> [INSTRUCTIONS TO FOLLOW]:
Reproduce the entries below, swapping every "toc-dot-leader" for "dot-leader" and leaving everything else unchanged.

--- START OF DATA TO PROCESS ---

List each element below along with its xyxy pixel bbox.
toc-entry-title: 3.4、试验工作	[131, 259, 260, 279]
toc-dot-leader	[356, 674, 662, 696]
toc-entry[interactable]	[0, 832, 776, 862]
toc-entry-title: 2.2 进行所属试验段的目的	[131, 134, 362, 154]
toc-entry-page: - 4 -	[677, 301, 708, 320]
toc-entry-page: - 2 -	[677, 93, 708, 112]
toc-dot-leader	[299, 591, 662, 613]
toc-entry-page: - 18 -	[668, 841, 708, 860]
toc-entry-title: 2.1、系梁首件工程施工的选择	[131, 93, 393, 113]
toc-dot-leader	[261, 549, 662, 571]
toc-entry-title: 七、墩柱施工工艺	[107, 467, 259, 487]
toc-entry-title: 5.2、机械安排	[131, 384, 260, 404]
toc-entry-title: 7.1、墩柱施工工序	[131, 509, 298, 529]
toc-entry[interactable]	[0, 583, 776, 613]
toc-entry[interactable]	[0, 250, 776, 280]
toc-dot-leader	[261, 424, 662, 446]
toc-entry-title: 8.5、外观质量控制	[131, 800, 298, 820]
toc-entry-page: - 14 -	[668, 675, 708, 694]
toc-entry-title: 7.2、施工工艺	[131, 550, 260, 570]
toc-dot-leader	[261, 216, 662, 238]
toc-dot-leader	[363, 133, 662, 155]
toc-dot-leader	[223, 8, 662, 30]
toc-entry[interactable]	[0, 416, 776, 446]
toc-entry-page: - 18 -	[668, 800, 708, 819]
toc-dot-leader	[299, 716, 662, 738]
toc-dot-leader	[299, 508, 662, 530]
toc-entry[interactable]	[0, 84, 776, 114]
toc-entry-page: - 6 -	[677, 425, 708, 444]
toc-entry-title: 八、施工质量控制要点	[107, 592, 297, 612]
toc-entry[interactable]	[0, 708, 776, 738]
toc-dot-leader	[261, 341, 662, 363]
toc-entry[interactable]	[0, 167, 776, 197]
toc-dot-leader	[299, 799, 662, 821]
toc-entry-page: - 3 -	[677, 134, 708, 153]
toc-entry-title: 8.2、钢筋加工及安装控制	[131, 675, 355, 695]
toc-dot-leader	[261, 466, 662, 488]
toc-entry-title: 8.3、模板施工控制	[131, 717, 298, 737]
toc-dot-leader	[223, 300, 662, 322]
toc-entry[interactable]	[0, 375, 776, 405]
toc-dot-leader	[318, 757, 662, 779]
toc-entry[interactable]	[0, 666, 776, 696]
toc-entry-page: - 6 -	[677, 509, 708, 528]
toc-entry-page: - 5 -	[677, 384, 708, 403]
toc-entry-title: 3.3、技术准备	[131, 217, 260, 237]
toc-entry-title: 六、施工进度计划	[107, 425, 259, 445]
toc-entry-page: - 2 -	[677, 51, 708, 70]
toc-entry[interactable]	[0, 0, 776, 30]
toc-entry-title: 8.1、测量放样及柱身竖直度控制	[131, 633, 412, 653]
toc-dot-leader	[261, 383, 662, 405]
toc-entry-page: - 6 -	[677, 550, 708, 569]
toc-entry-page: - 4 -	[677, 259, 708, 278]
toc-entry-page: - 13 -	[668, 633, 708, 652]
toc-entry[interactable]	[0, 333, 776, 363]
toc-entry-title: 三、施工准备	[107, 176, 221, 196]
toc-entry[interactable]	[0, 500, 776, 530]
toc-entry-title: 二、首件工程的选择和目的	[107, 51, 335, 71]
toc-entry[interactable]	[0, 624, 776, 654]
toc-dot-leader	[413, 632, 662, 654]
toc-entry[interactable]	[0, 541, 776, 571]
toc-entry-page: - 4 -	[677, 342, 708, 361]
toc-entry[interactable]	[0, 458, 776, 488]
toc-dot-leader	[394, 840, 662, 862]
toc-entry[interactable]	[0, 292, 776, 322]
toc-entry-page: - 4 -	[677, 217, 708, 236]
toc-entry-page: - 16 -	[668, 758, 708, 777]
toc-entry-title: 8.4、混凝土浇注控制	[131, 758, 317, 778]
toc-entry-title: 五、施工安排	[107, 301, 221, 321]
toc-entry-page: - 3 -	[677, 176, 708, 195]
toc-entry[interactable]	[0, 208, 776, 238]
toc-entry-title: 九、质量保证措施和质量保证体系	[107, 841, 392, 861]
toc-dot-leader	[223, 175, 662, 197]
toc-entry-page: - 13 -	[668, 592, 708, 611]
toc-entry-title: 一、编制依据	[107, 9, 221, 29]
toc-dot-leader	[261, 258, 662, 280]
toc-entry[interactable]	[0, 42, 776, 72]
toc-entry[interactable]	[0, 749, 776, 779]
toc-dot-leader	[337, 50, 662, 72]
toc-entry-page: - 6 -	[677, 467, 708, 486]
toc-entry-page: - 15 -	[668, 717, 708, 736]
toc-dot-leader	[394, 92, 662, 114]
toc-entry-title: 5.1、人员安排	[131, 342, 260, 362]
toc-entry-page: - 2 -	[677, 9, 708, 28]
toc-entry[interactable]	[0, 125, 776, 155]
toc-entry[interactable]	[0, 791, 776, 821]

--- END OF DATA TO PROCESS ---

> [RESULT OF THIS TASK]:
List each element below along with its xyxy pixel bbox.
toc-entry-title: 3.4、试验工作	[131, 259, 260, 279]
dot-leader	[356, 674, 662, 696]
toc-entry[interactable]	[0, 832, 776, 862]
toc-entry-title: 2.2 进行所属试验段的目的	[131, 134, 362, 154]
toc-entry-page: - 4 -	[677, 301, 708, 320]
toc-entry-page: - 2 -	[677, 93, 708, 112]
dot-leader	[299, 591, 662, 613]
toc-entry-page: - 18 -	[668, 841, 708, 860]
toc-entry-title: 2.1、系梁首件工程施工的选择	[131, 93, 393, 113]
dot-leader	[261, 549, 662, 571]
toc-entry-title: 七、墩柱施工工艺	[107, 467, 259, 487]
toc-entry-title: 5.2、机械安排	[131, 384, 260, 404]
toc-entry-title: 7.1、墩柱施工工序	[131, 509, 298, 529]
toc-entry[interactable]	[0, 583, 776, 613]
toc-entry[interactable]	[0, 250, 776, 280]
dot-leader	[261, 424, 662, 446]
toc-entry-title: 8.5、外观质量控制	[131, 800, 298, 820]
toc-entry-page: - 14 -	[668, 675, 708, 694]
toc-entry-title: 7.2、施工工艺	[131, 550, 260, 570]
dot-leader	[261, 216, 662, 238]
dot-leader	[363, 133, 662, 155]
dot-leader	[223, 8, 662, 30]
toc-entry[interactable]	[0, 416, 776, 446]
toc-entry-page: - 18 -	[668, 800, 708, 819]
dot-leader	[299, 716, 662, 738]
dot-leader	[299, 508, 662, 530]
toc-entry[interactable]	[0, 84, 776, 114]
toc-entry-page: - 6 -	[677, 425, 708, 444]
toc-entry-title: 八、施工质量控制要点	[107, 592, 297, 612]
toc-entry[interactable]	[0, 708, 776, 738]
dot-leader	[261, 341, 662, 363]
toc-entry[interactable]	[0, 167, 776, 197]
dot-leader	[299, 799, 662, 821]
toc-entry-page: - 3 -	[677, 134, 708, 153]
toc-entry-title: 8.2、钢筋加工及安装控制	[131, 675, 355, 695]
dot-leader	[261, 466, 662, 488]
toc-entry-title: 8.3、模板施工控制	[131, 717, 298, 737]
dot-leader	[223, 300, 662, 322]
toc-entry[interactable]	[0, 375, 776, 405]
dot-leader	[318, 757, 662, 779]
toc-entry[interactable]	[0, 666, 776, 696]
toc-entry-page: - 6 -	[677, 509, 708, 528]
toc-entry-page: - 5 -	[677, 384, 708, 403]
toc-entry-title: 3.3、技术准备	[131, 217, 260, 237]
toc-entry-title: 六、施工进度计划	[107, 425, 259, 445]
toc-entry-page: - 2 -	[677, 51, 708, 70]
toc-entry[interactable]	[0, 0, 776, 30]
toc-entry-title: 8.1、测量放样及柱身竖直度控制	[131, 633, 412, 653]
dot-leader	[261, 383, 662, 405]
toc-entry-page: - 6 -	[677, 550, 708, 569]
toc-entry-page: - 4 -	[677, 259, 708, 278]
toc-entry-page: - 13 -	[668, 633, 708, 652]
toc-entry[interactable]	[0, 333, 776, 363]
toc-entry-title: 三、施工准备	[107, 176, 221, 196]
toc-entry[interactable]	[0, 500, 776, 530]
toc-entry-title: 二、首件工程的选择和目的	[107, 51, 335, 71]
toc-entry[interactable]	[0, 624, 776, 654]
dot-leader	[413, 632, 662, 654]
toc-entry[interactable]	[0, 541, 776, 571]
toc-entry-page: - 4 -	[677, 342, 708, 361]
toc-entry[interactable]	[0, 458, 776, 488]
dot-leader	[394, 840, 662, 862]
toc-entry[interactable]	[0, 292, 776, 322]
toc-entry-page: - 4 -	[677, 217, 708, 236]
toc-entry-page: - 16 -	[668, 758, 708, 777]
toc-entry-title: 8.4、混凝土浇注控制	[131, 758, 317, 778]
toc-entry-title: 五、施工安排	[107, 301, 221, 321]
toc-entry-page: - 3 -	[677, 176, 708, 195]
toc-entry[interactable]	[0, 208, 776, 238]
toc-entry-title: 九、质量保证措施和质量保证体系	[107, 841, 392, 861]
dot-leader	[223, 175, 662, 197]
toc-entry-page: - 13 -	[668, 592, 708, 611]
toc-entry-title: 一、编制依据	[107, 9, 221, 29]
dot-leader	[261, 258, 662, 280]
toc-entry[interactable]	[0, 42, 776, 72]
toc-entry[interactable]	[0, 749, 776, 779]
dot-leader	[337, 50, 662, 72]
toc-entry-page: - 6 -	[677, 467, 708, 486]
toc-entry-page: - 15 -	[668, 717, 708, 736]
dot-leader	[394, 92, 662, 114]
toc-entry-title: 5.1、人员安排	[131, 342, 260, 362]
toc-entry-page: - 2 -	[677, 9, 708, 28]
toc-entry[interactable]	[0, 125, 776, 155]
toc-entry[interactable]	[0, 791, 776, 821]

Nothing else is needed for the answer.